__Document text__:

··········

5/13, 5/20 - Estimated arrival of the Chilean grapes is 5/11 so, on 5/13, I will be picking them up and crushing them. I then plan to press them on 5/20 (followed by the traditional steak dinner).

5/27 - Maintain and put away all equipment from Chilean crush and give the winery a good cleaning.

6/3 - My Wife's birthday, so the whole world must STOP!

6/17,6/24, 7/1 - Rack Chilean and Bottle, bottle, bottle! 

7/6 - 7/9 - Enjoying the 4 day Briggs Blues Festival and Camping experience. 


After limited activity since last November (the last full racking), I am actually looking forward to having things gear up!!!


----------



## downunder (Mar 30, 2017)

Brub58 said:


> Where are you based? My wine guild had their allocation cut back due to storm damage around Mildura before Christmas. We ended up getting a mix of Sagrantino, Malbec, and Nero D'avola to make up the numbers. I got the Sagrantino and it went in the barrel at the weekend. I'm still waiting for grapes from the Yarra Valley, so we're not done yet.



Half way between the Barossa Valley and Adelaide. Still trying to sell some of my Shiraz, Grenache and Sangiovese


----------



## NorCal (Aug 12, 2017)

Dropped the bins off for the @4Score and my Cabernet! It is still 4-6 weeks out, but better at the vineyard than there than in my way.


----------



## 4score (Aug 13, 2017)

Very exciting! This reminds me of the movie, "Sideways".


----------



## NorCal (Aug 28, 2017)

Let the show begin! One ton of Tempranillo with @4Score and @Busabill n Friday, a half ton of Chardonnay wth the same group on Saturday. It looks like the big two ton ferment of Cab Sauv will be next week some time, oh my!


----------



## ibglowin (Aug 29, 2017)

[ame]https://www.youtube.com/watch?v=I6eQ78HCGEA[/ame]





NorCal said:


> Let the show begin! One ton of Tempranillo with @4Score and @Busabill n Friday, a half ton of Chardonnay wth the same group on Saturday. It looks like the big two ton ferment of Cab Sauv will be next week some time, oh my!


----------



## Kraffty (Aug 29, 2017)

Looks like our order will be ready to pick up on the 15th, or possible 22nd. Up to almost 1000lbs this year. Ended up at .80/lb. plus the gas for a 450 mile drive. As others have mentioned the central valley Pinots aren't available or are sold out but Colavita does have northern coastal Pinot avail. at a little higher cost, 49.00 a lug I think. I'll probably throw in 3 lugs for Lori's personal stash. Bottled 42 gallons sunday in less than 3 hours with just 2 of us. Carboys get a few weeks off to rest up for their 2017 fill ups. We're doing a Cab with a splash of Merlot and for the first time a Zin blend 50% zin, 25% merlot and 25% cab field blend.

··········

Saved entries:

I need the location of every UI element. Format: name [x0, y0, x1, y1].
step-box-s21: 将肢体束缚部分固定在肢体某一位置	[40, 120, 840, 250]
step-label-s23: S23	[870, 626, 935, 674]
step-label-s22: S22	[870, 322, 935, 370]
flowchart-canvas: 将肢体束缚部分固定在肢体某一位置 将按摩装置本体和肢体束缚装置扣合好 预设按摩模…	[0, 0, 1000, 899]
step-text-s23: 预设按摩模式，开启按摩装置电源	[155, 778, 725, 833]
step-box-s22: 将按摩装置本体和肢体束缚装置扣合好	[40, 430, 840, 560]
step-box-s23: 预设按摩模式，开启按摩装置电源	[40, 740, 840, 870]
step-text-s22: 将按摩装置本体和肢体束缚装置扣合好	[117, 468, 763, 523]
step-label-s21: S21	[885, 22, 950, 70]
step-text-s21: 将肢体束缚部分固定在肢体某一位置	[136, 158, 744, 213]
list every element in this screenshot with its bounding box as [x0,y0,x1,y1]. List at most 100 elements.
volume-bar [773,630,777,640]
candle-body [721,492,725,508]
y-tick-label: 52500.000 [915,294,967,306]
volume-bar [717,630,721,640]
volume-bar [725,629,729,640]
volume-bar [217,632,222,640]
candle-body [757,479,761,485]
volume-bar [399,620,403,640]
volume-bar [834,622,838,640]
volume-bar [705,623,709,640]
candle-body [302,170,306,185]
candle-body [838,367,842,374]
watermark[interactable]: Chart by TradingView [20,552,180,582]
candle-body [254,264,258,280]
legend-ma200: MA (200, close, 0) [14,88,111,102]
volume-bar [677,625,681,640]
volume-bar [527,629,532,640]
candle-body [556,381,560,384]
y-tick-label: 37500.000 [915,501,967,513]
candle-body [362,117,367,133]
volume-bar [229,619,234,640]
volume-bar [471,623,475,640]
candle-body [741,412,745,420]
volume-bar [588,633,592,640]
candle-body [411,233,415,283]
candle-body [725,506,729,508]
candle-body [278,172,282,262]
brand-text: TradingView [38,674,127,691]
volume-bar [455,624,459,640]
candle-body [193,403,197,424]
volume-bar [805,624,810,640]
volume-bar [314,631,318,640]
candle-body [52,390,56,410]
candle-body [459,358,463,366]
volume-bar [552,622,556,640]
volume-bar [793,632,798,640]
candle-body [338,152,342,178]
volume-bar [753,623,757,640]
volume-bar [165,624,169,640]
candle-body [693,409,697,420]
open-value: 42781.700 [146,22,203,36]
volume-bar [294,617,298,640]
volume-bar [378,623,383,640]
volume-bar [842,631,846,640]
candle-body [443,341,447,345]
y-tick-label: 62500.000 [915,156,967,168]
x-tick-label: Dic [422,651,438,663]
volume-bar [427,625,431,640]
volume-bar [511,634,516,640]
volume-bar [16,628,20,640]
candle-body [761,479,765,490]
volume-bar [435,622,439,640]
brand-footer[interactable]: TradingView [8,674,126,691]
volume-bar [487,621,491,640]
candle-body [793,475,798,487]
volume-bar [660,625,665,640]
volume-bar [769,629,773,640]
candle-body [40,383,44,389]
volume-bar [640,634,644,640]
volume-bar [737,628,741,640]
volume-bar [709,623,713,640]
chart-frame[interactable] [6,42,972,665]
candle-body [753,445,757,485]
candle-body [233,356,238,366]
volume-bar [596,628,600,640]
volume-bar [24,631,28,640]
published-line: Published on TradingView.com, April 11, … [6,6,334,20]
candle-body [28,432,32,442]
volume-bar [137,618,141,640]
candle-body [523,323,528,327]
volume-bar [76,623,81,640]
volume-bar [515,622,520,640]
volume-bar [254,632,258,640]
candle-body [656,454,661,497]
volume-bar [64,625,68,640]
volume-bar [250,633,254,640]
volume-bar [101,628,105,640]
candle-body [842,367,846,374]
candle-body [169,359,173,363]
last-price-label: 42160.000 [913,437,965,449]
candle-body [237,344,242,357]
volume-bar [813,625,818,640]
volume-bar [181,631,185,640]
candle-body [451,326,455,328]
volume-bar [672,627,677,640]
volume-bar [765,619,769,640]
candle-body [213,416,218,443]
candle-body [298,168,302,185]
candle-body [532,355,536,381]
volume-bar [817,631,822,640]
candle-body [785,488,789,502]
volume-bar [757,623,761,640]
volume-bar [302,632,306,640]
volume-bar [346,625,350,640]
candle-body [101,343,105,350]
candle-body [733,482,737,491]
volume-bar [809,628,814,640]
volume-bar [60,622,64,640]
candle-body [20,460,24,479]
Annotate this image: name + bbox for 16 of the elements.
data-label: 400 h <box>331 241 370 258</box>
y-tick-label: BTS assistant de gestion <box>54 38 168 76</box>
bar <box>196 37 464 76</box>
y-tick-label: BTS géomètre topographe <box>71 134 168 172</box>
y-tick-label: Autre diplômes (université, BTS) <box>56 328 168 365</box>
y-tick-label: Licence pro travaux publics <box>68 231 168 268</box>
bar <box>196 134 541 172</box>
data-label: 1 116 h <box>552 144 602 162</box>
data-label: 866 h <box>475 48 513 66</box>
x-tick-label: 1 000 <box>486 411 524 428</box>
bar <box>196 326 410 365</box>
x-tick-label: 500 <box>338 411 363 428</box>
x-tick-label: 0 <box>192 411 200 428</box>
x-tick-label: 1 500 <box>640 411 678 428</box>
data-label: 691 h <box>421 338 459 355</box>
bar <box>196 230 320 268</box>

··········

__Given problem A__: List every distinct username that appears in a dated post header in the winemaking forum thread.
__Given problem B__: Print the stretch of the winemaking forum thread from "Dropped the bins" through "(Aug 13, 2017)".
The saved entries have no connection to the winemaking forum thread.

__Final answer A__: downunder, NorCal, 4score, ibglowin, Kraffty

__Final answer B__:
Dropped the bins off for the @4Score and my Cabernet! It is still 4-6 weeks out, but better at the vineyard than there than in my way.


----------



## 4score (Aug 13, 2017)